# B&R Automation



## ralfsps (24 Juni 2010)

Hallo Kamaraden,
Kann mir jemand von euch bei den folgenden Punkten helfen?
1- Wo bekommt man Dokus für B&R Automatsierung
2-Welche Software braucht man für die Projektierung?

Danke erst mal

Ralf


----------



## Verpolt (24 Juni 2010)

Hallole,

zu 1.) http://www.br-automation.com/cps/rd...allowed.htm?caller=services_6667_DEU_HTML.htm


Automation Studio V3...
zu 2.) http://www.br-automation.com/cps/rd.../services_37409_DEU_HTML.htm?session_level_1=



Grüße


----------



## ralfsps (24 Juni 2010)

Verpolt schrieb:


> Hallole,
> 
> zu 1.) http://www.br-automation.com/cps/rd...allowed.htm?caller=services_6667_DEU_HTML.htm
> 
> ...


 
Wegen 1, ich meine eine Doku wie man z.B ein Projekt projektiert (Genauso wie bei S..Getting started..).

3- Gibt es keine Demo-Version für das Tool Automation Studio?

(Evtl. mit PLCsim genauso wie bei dem großen S)

4- Kann man eine Preisliste der Produkle im Netz bekommen? oder muss man direkt B&R kontaktieren?

Danke

Ralf


----------



## da_kine (24 Juni 2010)

Am besten du rufst mal bei dem für dich zuständigen Vertriebsbüro an und bestellst einfach die eine Demoversion vom AutomationStudio. Die kannst du dann 30 (Arbeits)Tage uneingeschränkt nutzen. Da sind auch ein paar Demoprojekte dabei und mit hilfe der Hilfe-Funktion wird man da ganz gut durchgelotst.

MfG

Markus


----------



## bits'bytes (24 Juni 2010)

ralfsps schrieb:


> ...
> 3- Gibt es keine Demo-Version für das Tool Automation Studio?
> 
> (Evtl. *mit PLCsim* genauso wie bei dem großen S)
> ...



Kenne das große S nicht - aber:

wenn du das ganze Zeug mal installiert hast, versuche mal das Beispielprojekt "Coffee-Machine" nachzu verfolgen.

-- GESAMMELTE DATEN --
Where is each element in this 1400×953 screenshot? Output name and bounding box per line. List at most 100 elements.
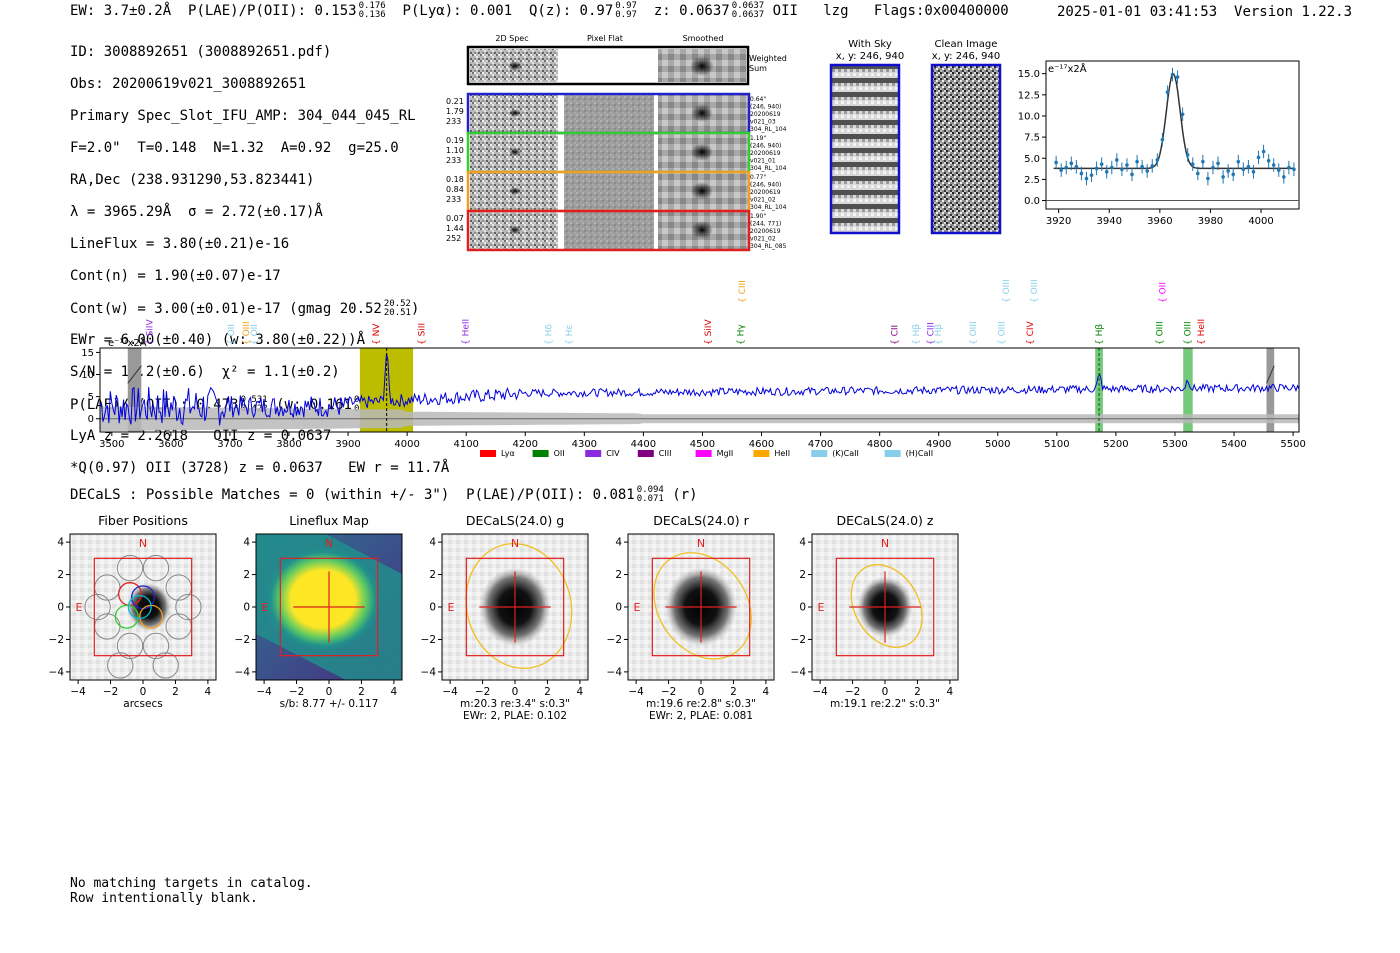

-- DIE AUFGABEN --
**a)** Nenne alle Benutzernamen, unter denen im Thread zu B&R Automation Beiträge erscheinen.
**b)** Schreib den Thread zu B&R Automation im Anschluss an seinen letzten Satz weiter.

-- SCHRIFTLICHE ANTWORTEN --
**a)** ralfsps, Verpolt, da_kine, bits'bytes

**b)**
Die Simulation wird mit AR000 bezeichnet. Es wird direkt eine SPS simuliert, d.h. du kannst Online verbinden und ziemlich die selben Funktionen machen wie bei einer echten SPS. Ausnahme : natürlich Hardware-Zugriffe z.B USB Stick oder Schnittstellenzugriffe und dergleichen.

Cool ist z.B folgendes

- du erstellst ein SPS Projekt mit einem VISU Part. Diese VISU verbindest du mit einem VNC Server auf der CPU. Im Anschluss kannst du mit dem VNC Viewer direkt auf die AR000 zugreifen. Am PC (also im VNC Viewer) merkst du dann eigentlich gar nicht dass die SPS simuliert wird.

Das hört sich vielleicht momentan noch etwas verwirrend an, aber mit der Schritt für Schritt Anleitung von der "Coffee-Machine" wird dir das schnell klar...

bg
bb


----------



## bits'bytes (24 Juni 2010)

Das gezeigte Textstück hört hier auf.